Figure record extracts:
— begin —

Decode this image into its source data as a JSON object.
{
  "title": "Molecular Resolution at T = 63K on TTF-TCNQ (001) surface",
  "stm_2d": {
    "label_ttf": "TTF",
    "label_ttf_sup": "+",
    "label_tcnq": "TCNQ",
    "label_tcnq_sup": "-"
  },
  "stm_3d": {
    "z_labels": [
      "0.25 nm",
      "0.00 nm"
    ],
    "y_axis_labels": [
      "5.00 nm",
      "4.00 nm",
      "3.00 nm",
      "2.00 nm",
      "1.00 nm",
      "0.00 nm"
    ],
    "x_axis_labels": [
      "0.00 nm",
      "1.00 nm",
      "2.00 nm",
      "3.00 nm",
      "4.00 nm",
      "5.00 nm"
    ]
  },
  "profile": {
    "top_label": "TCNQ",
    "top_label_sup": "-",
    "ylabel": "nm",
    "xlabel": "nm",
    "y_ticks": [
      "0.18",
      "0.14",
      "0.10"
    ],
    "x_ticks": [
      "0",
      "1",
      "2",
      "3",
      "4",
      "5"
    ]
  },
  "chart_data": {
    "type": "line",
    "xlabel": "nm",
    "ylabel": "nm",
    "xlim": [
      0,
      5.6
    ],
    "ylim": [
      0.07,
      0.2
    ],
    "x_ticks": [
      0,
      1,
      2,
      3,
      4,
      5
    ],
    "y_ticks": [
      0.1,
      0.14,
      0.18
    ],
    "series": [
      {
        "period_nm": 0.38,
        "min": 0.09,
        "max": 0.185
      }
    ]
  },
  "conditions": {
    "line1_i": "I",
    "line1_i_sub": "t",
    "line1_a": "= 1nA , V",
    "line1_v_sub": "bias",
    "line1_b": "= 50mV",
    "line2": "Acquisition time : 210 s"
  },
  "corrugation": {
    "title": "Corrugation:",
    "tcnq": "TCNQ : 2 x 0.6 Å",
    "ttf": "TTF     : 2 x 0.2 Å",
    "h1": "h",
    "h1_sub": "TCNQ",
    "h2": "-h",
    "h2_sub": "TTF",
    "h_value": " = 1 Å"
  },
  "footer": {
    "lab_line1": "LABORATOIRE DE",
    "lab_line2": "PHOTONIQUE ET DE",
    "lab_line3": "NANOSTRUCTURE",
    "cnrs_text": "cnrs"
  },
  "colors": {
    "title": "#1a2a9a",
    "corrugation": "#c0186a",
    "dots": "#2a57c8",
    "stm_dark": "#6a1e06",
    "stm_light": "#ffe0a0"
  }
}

— end —

GIVEN EXERCISE:
Quote the entire listing above exactly.

ANSWER TO THE TASK:
Decode this image into its source data as a JSON object.
{
  "title": "Molecular Resolution at T = 63K on TTF-TCNQ (001) surface",
  "stm_2d": {
    "label_ttf": "TTF",
    "label_ttf_sup": "+",
    "label_tcnq": "TCNQ",
    "label_tcnq_sup": "-"
  },
  "stm_3d": {
    "z_labels": [
      "0.25 nm",
      "0.00 nm"
    ],
    "y_axis_labels": [
      "5.00 nm",
      "4.00 nm",
      "3.00 nm",
      "2.00 nm",
      "1.00 nm",
      "0.00 nm"
    ],
    "x_axis_labels": [
      "0.00 nm",
      "1.00 nm",
      "2.00 nm",
      "3.00 nm",
      "4.00 nm",
      "5.00 nm"
    ]
  },
  "profile": {
    "top_label": "TCNQ",
    "top_label_sup": "-",
    "ylabel": "nm",
    "xlabel": "nm",
    "y_ticks": [
      "0.18",
      "0.14",
      "0.10"
    ],
    "x_ticks": [
      "0",
      "1",
      "2",
      "3",
      "4",
      "5"
    ]
  },
  "chart_data": {
    "type": "line",
    "xlabel": "nm",
    "ylabel": "nm",
    "xlim": [
      0,
      5.6
    ],
    "ylim": [
      0.07,
      0.2
    ],
    "x_ticks": [
      0,
      1,
      2,
      3,
      4,
      5
    ],
    "y_ticks": [
      0.1,
      0.14,
      0.18
    ],
    "series": [
      {
        "period_nm": 0.38,
        "min": 0.09,
        "max": 0.185
      }
    ]
  },
  "conditions": {
    "line1_i": "I",
    "line1_i_sub": "t",
    "line1_a": "= 1nA , V",
    "line1_v_sub": "bias",
    "line1_b": "= 50mV",
    "line2": "Acquisition time : 210 s"
  },
  "corrugation": {
    "title": "Corrugation:",
    "tcnq": "TCNQ : 2 x 0.6 Å",
    "ttf": "TTF     : 2 x 0.2 Å",
    "h1": "h",
    "h1_sub": "TCNQ",
    "h2": "-h",
    "h2_sub": "TTF",
    "h_value": " = 1 Å"
  },
  "footer": {
    "lab_line1": "LABORATOIRE DE",
    "lab_line2": "PHOTONIQUE ET DE",
    "lab_line3": "NANOSTRUCTURE",
    "cnrs_text": "cnrs"
  },
  "colors": {
    "title": "#1a2a9a",
    "corrugation": "#c0186a",
    "dots": "#2a57c8",
    "stm_dark": "#6a1e06",
    "stm_light": "#ffe0a0"
  }
}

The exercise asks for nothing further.